**Reading passage:**
--- Begin ---

Theater professor teaches more than technique in classroom

Maggie Anderson encourages physical, mental and emotional health.

Anderson starts classes by practicing warm-up routines. AMULYA MALLU FOR THE TEMPLE NEWS

Maggie Anderson begins every class she teaches with a mantra. To start one day, she told the students in her class, “choose love instead.”

Since that class, Jordan Dobson, a junior musical theater major and acting major, said he’s tried to follow Anderson’s principle every day.

“That’s one of the biggest things I’ve been saying to myself instead of feeding into negativity,” he said.

Anderson is a musical theater and movement professor, a choreographer and the director of movement in the School of Theater, Film and Media Arts.  She is also a certified health and wellness coach.

She said she takes a holistic approach to teaching, meaning she thinks that students’ mental, physical and emotional well-being affects their performance or overall health.

--- End ---

**Record list:**
--- Begin ---

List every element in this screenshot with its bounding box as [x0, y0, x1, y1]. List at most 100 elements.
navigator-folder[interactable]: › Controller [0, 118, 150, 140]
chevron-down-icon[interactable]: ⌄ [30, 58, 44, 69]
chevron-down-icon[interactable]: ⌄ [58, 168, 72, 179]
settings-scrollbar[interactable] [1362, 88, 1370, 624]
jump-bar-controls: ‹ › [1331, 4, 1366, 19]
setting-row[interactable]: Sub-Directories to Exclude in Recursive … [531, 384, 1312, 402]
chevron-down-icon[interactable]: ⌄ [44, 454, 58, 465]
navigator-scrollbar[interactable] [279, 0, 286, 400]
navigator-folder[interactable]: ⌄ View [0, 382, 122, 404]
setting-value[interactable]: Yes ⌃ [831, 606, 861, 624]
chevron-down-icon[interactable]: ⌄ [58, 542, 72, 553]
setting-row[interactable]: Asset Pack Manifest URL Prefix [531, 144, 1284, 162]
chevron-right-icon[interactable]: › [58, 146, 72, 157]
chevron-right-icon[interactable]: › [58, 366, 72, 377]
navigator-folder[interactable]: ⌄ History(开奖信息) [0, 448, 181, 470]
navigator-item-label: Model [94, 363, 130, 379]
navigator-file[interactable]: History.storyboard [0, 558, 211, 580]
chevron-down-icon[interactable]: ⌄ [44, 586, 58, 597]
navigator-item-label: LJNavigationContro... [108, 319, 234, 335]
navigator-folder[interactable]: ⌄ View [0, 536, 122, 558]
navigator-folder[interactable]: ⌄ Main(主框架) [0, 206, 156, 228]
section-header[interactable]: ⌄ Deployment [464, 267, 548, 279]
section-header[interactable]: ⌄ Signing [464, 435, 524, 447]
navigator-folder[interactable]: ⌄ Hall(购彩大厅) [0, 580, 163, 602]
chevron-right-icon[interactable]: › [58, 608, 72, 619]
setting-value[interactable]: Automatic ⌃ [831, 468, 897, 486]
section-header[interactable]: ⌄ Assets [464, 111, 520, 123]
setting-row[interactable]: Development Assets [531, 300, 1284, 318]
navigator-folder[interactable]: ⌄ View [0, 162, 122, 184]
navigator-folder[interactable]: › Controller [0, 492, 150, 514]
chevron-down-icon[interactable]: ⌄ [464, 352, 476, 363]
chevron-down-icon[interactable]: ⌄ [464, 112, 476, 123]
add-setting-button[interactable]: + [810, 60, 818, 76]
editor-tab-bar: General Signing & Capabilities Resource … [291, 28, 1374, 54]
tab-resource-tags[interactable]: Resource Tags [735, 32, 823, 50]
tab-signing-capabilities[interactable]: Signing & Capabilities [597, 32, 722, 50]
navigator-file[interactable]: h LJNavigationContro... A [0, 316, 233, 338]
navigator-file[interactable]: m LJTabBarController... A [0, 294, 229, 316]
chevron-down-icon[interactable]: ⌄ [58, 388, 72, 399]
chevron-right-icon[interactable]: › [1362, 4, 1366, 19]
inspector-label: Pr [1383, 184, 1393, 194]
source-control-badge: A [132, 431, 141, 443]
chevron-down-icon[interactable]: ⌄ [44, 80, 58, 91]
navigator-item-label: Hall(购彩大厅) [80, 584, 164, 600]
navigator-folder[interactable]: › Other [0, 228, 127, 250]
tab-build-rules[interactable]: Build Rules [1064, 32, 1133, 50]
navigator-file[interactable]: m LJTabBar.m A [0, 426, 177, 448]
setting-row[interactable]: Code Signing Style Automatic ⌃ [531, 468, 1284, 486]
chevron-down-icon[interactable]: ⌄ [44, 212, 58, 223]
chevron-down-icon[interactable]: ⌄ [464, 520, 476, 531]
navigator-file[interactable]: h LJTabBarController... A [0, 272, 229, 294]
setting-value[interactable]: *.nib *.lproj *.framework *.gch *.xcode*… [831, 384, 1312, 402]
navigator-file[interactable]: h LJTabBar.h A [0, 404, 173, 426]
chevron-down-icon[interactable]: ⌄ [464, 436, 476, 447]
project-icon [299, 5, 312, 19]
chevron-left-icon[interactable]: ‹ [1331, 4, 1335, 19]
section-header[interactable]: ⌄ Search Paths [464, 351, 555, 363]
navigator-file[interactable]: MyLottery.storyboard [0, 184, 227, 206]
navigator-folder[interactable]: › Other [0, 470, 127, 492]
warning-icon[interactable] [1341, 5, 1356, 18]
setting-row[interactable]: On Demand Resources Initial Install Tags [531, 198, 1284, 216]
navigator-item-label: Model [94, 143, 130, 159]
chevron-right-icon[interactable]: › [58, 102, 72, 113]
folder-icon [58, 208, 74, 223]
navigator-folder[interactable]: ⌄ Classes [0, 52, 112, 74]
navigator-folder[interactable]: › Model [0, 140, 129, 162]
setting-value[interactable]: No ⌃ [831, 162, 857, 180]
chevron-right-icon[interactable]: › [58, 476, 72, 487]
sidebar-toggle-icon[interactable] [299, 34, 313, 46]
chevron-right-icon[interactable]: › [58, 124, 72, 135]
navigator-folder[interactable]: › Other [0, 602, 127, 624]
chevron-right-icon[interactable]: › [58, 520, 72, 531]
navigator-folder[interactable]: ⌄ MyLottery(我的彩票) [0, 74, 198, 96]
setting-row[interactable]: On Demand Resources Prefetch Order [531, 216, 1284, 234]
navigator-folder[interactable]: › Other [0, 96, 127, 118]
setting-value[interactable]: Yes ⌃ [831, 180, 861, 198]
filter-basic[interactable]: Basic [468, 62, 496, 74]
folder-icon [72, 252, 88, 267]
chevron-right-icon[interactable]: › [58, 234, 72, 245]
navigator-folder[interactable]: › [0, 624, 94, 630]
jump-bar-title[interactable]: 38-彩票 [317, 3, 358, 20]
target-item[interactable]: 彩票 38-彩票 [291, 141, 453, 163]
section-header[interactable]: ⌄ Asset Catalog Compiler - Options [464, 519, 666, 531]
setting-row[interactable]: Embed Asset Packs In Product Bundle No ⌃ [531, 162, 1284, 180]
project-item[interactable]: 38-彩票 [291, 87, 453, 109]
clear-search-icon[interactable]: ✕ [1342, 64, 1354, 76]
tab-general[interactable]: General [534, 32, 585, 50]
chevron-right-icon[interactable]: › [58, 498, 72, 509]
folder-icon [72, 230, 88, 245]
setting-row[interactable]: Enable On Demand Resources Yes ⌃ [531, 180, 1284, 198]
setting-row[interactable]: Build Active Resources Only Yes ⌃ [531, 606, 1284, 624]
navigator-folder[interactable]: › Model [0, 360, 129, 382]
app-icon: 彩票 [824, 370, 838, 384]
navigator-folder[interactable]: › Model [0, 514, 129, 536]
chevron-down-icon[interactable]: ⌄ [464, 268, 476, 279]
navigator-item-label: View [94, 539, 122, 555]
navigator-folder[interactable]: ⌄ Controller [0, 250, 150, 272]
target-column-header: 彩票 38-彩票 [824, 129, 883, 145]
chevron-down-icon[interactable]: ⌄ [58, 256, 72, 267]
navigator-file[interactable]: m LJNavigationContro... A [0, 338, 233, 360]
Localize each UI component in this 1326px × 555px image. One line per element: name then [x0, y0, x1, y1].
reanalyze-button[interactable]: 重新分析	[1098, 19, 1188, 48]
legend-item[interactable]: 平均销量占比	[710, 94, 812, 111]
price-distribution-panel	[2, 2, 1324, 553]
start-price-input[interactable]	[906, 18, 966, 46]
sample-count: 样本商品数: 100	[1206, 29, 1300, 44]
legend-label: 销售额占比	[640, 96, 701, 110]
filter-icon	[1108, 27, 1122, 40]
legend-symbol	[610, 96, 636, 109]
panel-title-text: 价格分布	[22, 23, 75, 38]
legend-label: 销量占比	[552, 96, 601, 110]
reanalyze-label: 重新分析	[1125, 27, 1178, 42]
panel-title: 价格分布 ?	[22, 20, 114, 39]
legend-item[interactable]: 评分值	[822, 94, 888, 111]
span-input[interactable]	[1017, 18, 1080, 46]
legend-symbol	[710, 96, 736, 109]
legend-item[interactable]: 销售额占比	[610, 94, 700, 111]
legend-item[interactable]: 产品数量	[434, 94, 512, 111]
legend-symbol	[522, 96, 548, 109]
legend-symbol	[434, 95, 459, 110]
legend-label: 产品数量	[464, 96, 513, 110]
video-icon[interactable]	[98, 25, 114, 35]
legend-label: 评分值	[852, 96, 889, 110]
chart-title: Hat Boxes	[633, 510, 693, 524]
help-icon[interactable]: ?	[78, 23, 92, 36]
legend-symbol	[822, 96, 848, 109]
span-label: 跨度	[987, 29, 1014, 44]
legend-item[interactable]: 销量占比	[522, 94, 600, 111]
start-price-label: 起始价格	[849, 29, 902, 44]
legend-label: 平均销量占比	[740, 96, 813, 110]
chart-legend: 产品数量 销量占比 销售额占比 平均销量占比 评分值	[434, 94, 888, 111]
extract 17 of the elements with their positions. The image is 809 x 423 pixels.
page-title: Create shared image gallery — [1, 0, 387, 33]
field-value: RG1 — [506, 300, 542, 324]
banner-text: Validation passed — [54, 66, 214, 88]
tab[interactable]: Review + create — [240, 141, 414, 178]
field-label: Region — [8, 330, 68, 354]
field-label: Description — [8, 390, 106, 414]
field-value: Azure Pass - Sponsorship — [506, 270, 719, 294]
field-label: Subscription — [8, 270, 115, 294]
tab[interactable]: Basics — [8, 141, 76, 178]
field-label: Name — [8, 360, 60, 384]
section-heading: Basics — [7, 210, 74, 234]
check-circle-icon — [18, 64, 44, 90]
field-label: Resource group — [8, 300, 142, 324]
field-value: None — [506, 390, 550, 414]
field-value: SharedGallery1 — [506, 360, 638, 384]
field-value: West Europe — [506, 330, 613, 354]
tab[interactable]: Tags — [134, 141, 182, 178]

--- End ---

**Requests:**
1. Reproduce the Maggie Anderson article word for word, from "Maggie Anderson begins" up to and including "and wellness coach.".
2. In the Maggie Anderson article, what kind of coach is Anderson certified as?
The records have no connection to the Maggie Anderson article.

**Answers to each task:**
1.
Maggie Anderson begins every class she teaches with a mantra. To start one day, she told the students in her class, “choose love instead.”

Since that class, Jordan Dobson, a junior musical theater major and acting major, said he’s tried to follow Anderson’s principle every day.

“That’s one of the biggest things I’ve been saying to myself instead of feeding into negativity,” he said.

Anderson is a musical theater and movement professor, a choreographer and the director of movement in the School of Theater, Film and Media Arts.  She is also a certified health and wellness coach.

2. A health and wellness coach.